Exercise:
Leaving out the pictures, please retype each record exactly.

"""

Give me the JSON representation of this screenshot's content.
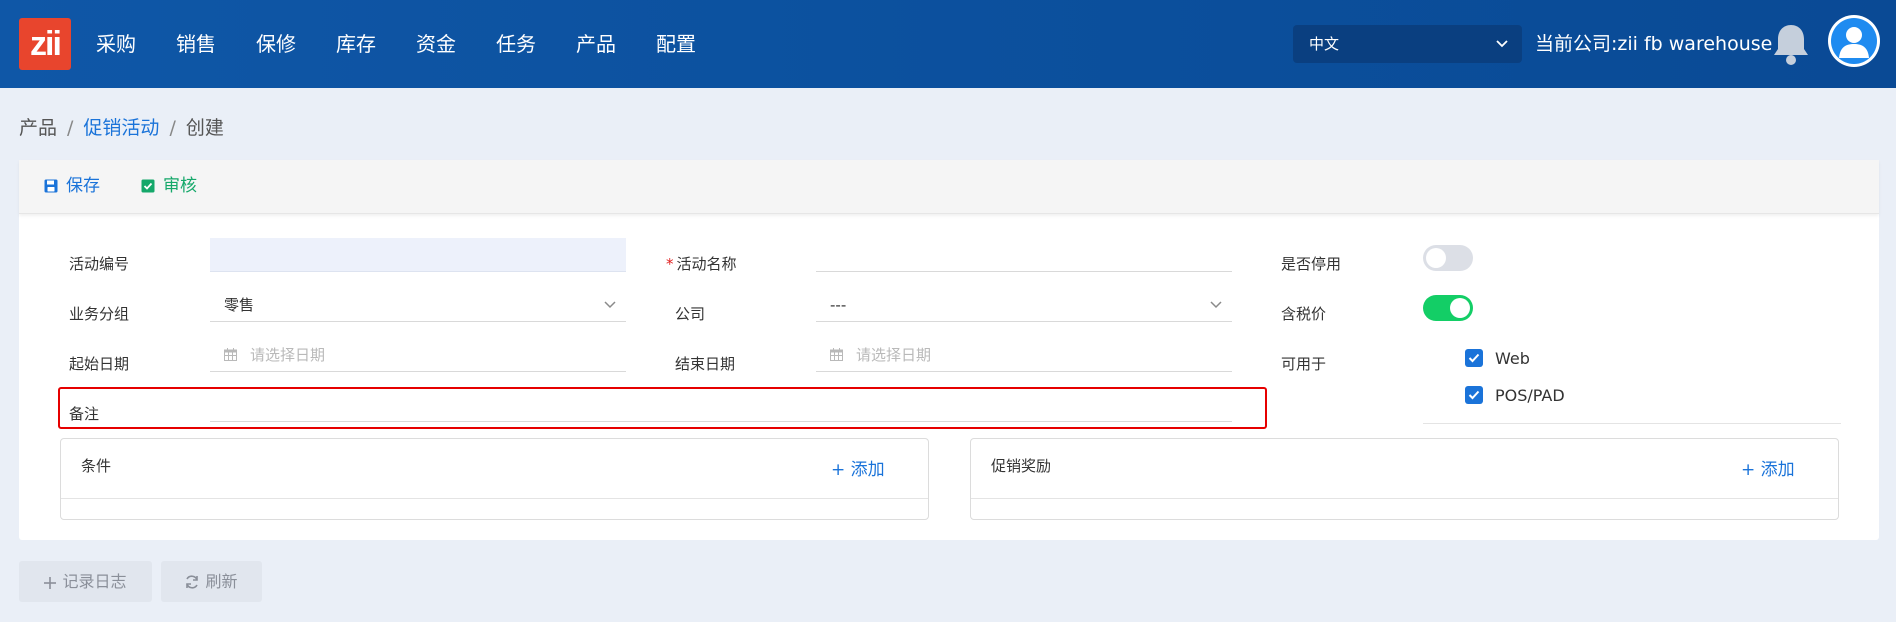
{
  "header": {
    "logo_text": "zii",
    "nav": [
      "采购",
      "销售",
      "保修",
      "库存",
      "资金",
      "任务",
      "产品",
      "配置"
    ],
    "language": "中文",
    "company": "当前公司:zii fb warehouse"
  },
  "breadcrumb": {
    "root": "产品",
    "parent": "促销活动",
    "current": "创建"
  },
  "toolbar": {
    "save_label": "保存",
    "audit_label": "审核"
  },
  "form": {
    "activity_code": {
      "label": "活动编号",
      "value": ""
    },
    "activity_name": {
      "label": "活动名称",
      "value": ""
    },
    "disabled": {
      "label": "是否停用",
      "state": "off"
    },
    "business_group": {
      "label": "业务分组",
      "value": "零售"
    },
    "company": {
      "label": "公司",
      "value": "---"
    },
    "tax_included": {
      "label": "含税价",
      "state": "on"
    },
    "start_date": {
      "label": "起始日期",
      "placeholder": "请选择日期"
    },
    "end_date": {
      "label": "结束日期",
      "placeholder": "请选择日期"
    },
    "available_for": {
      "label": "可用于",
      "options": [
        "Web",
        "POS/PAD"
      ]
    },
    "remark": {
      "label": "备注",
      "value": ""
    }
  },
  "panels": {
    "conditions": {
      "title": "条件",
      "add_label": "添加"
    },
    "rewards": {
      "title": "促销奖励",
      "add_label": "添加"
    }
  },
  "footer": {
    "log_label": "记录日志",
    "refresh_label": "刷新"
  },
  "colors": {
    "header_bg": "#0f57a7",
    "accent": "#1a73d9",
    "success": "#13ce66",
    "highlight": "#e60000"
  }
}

"""

Response to this task:
Give me the JSON representation of this screenshot's content.
{
  "header": {
    "logo_text": "zii",
    "nav": [
      "采购",
      "销售",
      "保修",
      "库存",
      "资金",
      "任务",
      "产品",
      "配置"
    ],
    "language": "中文",
    "company": "当前公司:zii fb warehouse"
  },
  "breadcrumb": {
    "root": "产品",
    "parent": "促销活动",
    "current": "创建"
  },
  "toolbar": {
    "save_label": "保存",
    "audit_label": "审核"
  },
  "form": {
    "activity_code": {
      "label": "活动编号",
      "value": ""
    },
    "activity_name": {
      "label": "活动名称",
      "value": ""
    },
    "disabled": {
      "label": "是否停用",
      "state": "off"
    },
    "business_group": {
      "label": "业务分组",
      "value": "零售"
    },
    "company": {
      "label": "公司",
      "value": "---"
    },
    "tax_included": {
      "label": "含税价",
      "state": "on"
    },
    "start_date": {
      "label": "起始日期",
      "placeholder": "请选择日期"
    },
    "end_date": {
      "label": "结束日期",
      "placeholder": "请选择日期"
    },
    "available_for": {
      "label": "可用于",
      "options": [
        "Web",
        "POS/PAD"
      ]
    },
    "remark": {
      "label": "备注",
      "value": ""
    }
  },
  "panels": {
    "conditions": {
      "title": "条件",
      "add_label": "添加"
    },
    "rewards": {
      "title": "促销奖励",
      "add_label": "添加"
    }
  },
  "footer": {
    "log_label": "记录日志",
    "refresh_label": "刷新"
  },
  "colors": {
    "header_bg": "#0f57a7",
    "accent": "#1a73d9",
    "success": "#13ce66",
    "highlight": "#e60000"
  }
}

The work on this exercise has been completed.